→ **Work to be completed**
Copy each line holding the string "Mbar".

+++ Material shown

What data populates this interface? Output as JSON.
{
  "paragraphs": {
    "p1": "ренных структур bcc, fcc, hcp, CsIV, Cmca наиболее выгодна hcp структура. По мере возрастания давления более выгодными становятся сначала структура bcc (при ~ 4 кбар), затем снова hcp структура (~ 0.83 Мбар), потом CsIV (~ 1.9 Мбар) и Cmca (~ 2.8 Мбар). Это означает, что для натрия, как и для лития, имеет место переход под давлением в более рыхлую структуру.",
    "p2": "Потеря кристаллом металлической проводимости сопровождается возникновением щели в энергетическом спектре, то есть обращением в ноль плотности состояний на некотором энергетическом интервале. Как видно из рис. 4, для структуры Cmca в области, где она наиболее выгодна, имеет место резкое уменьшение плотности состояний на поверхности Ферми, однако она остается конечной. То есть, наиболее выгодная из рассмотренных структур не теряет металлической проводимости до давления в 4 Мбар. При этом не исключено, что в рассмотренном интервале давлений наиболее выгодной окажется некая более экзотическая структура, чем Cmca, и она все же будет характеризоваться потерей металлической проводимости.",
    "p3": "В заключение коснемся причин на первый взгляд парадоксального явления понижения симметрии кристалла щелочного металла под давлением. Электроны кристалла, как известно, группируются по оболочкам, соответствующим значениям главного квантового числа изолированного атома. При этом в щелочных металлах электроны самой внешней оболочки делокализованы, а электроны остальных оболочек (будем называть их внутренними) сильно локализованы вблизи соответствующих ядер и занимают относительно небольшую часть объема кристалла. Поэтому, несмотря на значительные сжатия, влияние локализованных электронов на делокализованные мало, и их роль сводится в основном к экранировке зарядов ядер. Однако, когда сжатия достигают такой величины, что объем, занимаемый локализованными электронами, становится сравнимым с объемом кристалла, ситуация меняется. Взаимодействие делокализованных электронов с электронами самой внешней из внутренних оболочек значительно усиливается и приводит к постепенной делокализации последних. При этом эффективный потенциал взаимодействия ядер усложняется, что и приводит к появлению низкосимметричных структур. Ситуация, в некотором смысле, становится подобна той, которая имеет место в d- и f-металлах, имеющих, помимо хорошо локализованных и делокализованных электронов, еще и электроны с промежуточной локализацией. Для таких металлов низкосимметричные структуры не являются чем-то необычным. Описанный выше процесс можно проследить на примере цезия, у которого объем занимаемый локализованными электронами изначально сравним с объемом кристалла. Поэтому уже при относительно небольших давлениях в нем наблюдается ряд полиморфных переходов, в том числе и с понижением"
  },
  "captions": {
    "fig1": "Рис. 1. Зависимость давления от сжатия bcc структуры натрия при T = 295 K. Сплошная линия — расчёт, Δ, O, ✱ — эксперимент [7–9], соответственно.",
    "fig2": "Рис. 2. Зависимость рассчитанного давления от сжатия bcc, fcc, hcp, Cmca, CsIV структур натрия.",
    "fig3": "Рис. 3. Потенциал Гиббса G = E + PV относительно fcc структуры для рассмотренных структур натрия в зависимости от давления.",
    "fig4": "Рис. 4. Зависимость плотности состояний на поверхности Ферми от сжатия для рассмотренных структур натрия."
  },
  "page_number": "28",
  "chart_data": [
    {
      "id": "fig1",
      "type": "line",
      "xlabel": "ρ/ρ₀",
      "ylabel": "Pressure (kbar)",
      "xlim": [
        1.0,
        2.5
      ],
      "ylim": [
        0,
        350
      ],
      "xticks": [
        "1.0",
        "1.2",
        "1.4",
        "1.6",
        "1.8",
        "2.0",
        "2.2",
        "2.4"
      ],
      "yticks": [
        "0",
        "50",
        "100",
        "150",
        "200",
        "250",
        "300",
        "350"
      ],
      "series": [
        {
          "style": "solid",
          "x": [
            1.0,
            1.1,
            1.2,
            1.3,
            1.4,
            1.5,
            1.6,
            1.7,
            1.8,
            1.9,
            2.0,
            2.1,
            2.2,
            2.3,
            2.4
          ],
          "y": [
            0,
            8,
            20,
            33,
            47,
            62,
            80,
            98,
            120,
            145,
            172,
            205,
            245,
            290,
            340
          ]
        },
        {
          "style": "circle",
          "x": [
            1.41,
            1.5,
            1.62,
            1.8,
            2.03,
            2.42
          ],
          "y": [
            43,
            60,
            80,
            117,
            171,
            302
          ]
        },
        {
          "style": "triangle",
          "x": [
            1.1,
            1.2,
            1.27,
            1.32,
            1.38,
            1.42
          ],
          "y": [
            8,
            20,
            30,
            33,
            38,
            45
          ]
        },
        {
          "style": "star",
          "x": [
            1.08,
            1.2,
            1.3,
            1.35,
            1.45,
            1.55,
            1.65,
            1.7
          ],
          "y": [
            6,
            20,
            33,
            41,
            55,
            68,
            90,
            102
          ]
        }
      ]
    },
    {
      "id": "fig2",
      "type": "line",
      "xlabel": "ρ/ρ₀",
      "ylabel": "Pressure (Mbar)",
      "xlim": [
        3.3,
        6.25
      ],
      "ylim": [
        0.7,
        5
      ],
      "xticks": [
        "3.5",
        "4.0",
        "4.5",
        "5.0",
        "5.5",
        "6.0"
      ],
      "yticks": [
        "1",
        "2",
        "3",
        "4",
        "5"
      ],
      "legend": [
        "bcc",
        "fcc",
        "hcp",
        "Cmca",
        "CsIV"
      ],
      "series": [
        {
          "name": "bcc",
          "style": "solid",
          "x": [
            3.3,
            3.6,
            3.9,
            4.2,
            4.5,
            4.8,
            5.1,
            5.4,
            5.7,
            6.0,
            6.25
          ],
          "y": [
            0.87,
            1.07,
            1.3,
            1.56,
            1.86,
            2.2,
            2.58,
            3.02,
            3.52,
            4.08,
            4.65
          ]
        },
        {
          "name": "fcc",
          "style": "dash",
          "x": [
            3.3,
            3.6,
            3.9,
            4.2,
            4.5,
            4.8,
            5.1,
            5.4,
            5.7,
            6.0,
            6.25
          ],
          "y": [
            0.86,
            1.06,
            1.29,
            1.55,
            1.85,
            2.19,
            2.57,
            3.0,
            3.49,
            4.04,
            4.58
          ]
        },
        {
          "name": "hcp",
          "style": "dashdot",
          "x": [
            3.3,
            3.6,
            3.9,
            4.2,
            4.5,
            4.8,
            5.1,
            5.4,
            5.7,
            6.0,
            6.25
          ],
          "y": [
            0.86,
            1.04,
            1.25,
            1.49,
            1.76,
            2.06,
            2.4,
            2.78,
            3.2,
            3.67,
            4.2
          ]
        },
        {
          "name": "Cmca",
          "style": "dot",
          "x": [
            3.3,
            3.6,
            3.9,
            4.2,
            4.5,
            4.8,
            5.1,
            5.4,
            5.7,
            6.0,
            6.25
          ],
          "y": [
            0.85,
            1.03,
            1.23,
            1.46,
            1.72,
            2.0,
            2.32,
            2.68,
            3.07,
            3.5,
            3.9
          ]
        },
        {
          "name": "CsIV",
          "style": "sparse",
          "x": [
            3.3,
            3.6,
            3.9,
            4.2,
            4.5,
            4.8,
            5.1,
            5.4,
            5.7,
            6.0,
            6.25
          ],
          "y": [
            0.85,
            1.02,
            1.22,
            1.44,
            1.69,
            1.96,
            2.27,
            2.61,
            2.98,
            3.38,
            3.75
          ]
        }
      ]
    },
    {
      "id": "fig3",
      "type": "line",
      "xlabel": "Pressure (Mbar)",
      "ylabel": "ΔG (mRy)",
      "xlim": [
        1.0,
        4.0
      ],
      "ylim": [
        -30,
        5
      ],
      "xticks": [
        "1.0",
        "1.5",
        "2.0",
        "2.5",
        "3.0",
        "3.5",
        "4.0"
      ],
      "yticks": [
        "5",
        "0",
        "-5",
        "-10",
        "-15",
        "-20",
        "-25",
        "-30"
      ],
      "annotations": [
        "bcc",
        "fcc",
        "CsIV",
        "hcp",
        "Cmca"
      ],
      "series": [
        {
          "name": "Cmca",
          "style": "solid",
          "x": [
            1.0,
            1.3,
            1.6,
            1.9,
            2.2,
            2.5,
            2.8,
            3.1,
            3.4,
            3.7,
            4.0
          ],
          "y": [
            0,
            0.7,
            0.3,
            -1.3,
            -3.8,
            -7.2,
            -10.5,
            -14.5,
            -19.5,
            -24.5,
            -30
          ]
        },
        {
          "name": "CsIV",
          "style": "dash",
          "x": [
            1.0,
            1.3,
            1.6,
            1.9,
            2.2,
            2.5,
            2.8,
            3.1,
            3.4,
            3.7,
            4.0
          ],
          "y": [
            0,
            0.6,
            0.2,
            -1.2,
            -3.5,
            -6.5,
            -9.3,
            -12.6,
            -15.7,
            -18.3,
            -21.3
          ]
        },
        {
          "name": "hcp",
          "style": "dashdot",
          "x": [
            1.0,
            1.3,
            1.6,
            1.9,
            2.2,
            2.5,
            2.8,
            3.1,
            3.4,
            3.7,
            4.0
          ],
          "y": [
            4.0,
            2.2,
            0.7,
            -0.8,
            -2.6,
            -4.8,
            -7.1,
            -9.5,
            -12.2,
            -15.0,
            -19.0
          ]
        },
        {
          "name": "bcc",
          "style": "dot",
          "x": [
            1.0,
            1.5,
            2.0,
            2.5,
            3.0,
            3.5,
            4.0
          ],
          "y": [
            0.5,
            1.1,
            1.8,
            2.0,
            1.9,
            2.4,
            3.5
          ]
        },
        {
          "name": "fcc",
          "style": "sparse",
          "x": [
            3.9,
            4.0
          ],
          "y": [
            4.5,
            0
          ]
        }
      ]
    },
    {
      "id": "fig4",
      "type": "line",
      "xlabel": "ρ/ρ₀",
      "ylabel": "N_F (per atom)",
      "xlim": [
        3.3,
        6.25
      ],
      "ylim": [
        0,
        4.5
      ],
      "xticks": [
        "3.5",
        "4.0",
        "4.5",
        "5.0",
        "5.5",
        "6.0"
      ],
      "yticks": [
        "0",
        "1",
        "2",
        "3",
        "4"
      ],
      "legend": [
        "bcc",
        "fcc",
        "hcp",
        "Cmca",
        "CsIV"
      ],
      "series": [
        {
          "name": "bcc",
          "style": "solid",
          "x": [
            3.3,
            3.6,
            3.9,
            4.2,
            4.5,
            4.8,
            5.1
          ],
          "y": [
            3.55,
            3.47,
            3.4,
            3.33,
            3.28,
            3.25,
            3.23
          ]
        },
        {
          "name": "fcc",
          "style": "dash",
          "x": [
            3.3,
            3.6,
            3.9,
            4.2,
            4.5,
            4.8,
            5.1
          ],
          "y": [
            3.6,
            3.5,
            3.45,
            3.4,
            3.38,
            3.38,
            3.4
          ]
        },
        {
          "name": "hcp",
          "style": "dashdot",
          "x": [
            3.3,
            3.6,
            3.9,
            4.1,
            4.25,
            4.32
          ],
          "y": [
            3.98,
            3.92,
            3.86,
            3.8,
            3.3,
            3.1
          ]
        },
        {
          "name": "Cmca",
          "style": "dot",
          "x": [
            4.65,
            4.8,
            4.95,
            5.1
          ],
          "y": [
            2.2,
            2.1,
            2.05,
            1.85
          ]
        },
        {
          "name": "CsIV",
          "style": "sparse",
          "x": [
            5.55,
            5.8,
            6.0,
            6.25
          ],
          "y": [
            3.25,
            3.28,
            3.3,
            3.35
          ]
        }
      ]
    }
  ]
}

++++++

→ **Finished exercise**
      "ylabel": "Pressure (Mbar)",
      "xlabel": "Pressure (Mbar)",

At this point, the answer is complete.